## Start Text section

Search Appliance

 

Thunderstone Search Appliance Manual

Categories

Syntax: textual name and URL pattern pairs, additional input boxes will appear as you fill the ones provided

The Search Appliance can create searchable sub-categories that will appear in a drop down box on the Search page. Enter the name of the category on the left, and its corresponding URL pattern on the right. URL patterns must fully match the URL (e.g. including protocol), and may contain asterisk (*) to indicate "anything" or question mark (?) to indicate any single character. There may be more than one pattern for each category; separate multiple patterns with space. Category names must not contain the pipe ("|") character, as it may be used to separate multiple categories in the category search parameter. A category should also not be named "Everything", as the search interface provides that option in the category selection box to search everything (i.e. any category), which might be confused with a specific category of the same name.

The following table provides an example.

## End Text section

Exercise requirements :: From the manual page on Search Appliance categories, print the passage starting at "The Search Appliance" and ending at "the same name.", word for word.

## Start Data shown

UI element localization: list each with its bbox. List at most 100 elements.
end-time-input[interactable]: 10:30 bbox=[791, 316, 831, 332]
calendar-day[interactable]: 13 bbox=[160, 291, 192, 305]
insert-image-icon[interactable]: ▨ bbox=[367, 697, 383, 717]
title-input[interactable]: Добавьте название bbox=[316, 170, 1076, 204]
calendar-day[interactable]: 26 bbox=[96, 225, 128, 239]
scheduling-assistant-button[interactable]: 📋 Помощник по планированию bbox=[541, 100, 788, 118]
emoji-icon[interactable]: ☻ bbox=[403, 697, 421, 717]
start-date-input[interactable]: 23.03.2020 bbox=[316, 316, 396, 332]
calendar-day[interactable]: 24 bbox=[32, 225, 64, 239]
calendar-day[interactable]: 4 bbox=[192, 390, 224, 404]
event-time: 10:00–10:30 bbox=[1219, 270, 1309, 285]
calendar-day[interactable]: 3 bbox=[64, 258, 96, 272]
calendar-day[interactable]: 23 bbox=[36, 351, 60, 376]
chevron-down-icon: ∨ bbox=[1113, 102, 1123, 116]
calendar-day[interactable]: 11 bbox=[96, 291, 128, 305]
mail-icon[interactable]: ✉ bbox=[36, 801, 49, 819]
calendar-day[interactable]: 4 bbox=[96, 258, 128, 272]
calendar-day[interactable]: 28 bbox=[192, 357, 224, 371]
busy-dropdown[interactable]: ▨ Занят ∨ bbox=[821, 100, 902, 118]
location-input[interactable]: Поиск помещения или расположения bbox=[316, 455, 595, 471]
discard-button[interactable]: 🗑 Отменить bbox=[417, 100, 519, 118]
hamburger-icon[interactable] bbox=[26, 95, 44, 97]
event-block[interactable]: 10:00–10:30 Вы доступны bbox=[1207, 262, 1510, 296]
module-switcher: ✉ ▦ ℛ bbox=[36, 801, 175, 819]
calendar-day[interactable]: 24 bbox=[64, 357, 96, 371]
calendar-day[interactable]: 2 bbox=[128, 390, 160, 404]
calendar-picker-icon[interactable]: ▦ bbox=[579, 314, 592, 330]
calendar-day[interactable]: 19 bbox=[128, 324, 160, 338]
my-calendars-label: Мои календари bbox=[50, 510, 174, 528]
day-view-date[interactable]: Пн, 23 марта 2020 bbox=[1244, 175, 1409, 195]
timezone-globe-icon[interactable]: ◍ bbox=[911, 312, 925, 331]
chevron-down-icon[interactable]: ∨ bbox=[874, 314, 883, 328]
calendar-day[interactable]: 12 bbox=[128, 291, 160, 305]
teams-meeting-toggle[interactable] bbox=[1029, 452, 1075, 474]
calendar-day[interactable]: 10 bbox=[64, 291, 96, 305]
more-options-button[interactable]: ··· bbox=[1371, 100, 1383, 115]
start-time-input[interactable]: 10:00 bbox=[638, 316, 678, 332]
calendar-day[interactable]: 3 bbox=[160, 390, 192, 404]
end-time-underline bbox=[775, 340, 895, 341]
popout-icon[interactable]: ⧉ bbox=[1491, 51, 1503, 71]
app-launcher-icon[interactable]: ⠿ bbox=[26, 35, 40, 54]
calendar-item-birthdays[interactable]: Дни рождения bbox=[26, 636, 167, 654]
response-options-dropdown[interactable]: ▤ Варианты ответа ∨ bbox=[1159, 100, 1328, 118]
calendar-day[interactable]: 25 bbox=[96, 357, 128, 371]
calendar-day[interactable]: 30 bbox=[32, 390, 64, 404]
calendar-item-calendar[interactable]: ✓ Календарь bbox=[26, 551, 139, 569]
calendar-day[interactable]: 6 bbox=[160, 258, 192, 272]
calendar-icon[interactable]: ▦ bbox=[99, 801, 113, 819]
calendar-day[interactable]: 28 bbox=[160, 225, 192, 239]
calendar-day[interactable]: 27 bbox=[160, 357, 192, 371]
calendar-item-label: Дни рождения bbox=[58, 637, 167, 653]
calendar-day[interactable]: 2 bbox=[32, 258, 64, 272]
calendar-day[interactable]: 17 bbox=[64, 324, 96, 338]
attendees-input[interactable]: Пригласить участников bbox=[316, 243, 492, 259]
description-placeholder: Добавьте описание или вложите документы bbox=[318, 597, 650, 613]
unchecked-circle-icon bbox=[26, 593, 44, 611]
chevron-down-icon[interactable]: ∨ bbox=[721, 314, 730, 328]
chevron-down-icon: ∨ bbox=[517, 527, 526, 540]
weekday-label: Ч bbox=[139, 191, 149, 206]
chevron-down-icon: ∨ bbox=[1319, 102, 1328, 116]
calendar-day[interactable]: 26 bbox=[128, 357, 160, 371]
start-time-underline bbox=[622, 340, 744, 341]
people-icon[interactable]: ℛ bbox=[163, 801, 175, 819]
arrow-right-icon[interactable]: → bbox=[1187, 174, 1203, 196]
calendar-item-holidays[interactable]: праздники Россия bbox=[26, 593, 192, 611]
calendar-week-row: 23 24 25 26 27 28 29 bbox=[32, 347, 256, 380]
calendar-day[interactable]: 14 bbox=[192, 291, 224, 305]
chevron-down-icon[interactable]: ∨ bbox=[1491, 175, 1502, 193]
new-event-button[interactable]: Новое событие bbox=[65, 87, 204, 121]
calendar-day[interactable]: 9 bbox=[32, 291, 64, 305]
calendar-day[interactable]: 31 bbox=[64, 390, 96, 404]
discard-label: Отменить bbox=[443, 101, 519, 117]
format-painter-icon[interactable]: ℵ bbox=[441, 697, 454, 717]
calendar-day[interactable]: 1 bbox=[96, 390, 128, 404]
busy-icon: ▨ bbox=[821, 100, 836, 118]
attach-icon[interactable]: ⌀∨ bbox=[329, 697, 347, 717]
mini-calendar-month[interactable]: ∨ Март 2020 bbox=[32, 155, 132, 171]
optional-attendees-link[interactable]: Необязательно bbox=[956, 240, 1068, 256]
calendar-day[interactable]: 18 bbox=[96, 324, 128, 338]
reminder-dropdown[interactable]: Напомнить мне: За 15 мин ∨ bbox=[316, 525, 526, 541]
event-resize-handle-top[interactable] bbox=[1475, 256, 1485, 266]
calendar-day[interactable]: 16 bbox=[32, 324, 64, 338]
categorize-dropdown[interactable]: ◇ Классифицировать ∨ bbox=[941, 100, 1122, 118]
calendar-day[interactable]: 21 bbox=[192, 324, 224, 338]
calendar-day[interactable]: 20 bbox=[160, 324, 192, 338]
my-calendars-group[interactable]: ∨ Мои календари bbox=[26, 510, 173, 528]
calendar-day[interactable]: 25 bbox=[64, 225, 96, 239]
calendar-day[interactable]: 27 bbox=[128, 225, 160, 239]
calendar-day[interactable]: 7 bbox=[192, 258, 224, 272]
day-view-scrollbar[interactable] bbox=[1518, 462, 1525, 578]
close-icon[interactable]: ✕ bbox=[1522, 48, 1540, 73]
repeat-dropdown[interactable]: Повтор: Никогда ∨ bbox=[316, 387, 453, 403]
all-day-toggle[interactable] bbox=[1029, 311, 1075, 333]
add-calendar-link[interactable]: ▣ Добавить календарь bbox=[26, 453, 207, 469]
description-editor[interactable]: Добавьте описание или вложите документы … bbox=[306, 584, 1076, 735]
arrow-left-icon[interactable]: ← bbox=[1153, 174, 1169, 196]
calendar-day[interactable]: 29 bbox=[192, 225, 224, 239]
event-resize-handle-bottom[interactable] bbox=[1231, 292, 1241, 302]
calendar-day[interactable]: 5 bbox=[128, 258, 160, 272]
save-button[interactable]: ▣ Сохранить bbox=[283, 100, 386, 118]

## End Data shown

Worked solution ::
The Search Appliance can create searchable sub-categories that will appear in a drop down box on the Search page. Enter the name of the category on the left, and its corresponding URL pattern on the right. URL patterns must fully match the URL (e.g. including protocol), and may contain asterisk (*) to indicate "anything" or question mark (?) to indicate any single character. There may be more than one pattern for each category; separate multiple patterns with space. Category names must not contain the pipe ("|") character, as it may be used to separate multiple categories in the category search parameter. A category should also not be named "Everything", as the search interface provides that option in the category selection box to search everything (i.e. any category), which might be confused with a specific category of the same name.